## [TASK DETAILS]
Filter these entries, keeping only lines that hold the word "icon".

## [Dataset records]
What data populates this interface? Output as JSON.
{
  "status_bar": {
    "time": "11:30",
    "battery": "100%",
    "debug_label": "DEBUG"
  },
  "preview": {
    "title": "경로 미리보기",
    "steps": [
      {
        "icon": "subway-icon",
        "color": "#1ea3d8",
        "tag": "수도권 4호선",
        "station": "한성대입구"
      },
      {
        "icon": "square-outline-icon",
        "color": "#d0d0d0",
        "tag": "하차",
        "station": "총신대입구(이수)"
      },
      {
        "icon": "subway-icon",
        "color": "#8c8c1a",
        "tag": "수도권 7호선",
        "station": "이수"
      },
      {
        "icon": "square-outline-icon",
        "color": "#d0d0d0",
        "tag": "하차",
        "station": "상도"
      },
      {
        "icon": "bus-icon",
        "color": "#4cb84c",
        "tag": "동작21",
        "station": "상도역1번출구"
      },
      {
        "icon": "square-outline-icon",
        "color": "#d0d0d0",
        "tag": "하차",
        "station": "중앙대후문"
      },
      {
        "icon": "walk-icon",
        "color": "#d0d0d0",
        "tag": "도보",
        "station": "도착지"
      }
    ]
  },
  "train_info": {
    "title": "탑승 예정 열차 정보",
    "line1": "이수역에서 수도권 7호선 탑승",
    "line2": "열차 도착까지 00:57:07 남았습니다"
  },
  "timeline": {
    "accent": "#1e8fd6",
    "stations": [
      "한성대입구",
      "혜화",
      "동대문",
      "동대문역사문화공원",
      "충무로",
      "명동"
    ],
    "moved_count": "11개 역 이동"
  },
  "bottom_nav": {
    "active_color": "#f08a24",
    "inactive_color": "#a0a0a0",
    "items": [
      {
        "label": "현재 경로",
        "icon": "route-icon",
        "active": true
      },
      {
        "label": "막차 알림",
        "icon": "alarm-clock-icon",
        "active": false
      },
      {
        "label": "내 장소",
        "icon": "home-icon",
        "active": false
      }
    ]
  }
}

## [TASK SOLUTION]
        "icon": "subway-icon",
        "icon": "square-outline-icon",
        "icon": "subway-icon",
        "icon": "square-outline-icon",
        "icon": "bus-icon",
        "icon": "square-outline-icon",
        "icon": "walk-icon",
        "icon": "route-icon",
        "icon": "alarm-clock-icon",
        "icon": "home-icon",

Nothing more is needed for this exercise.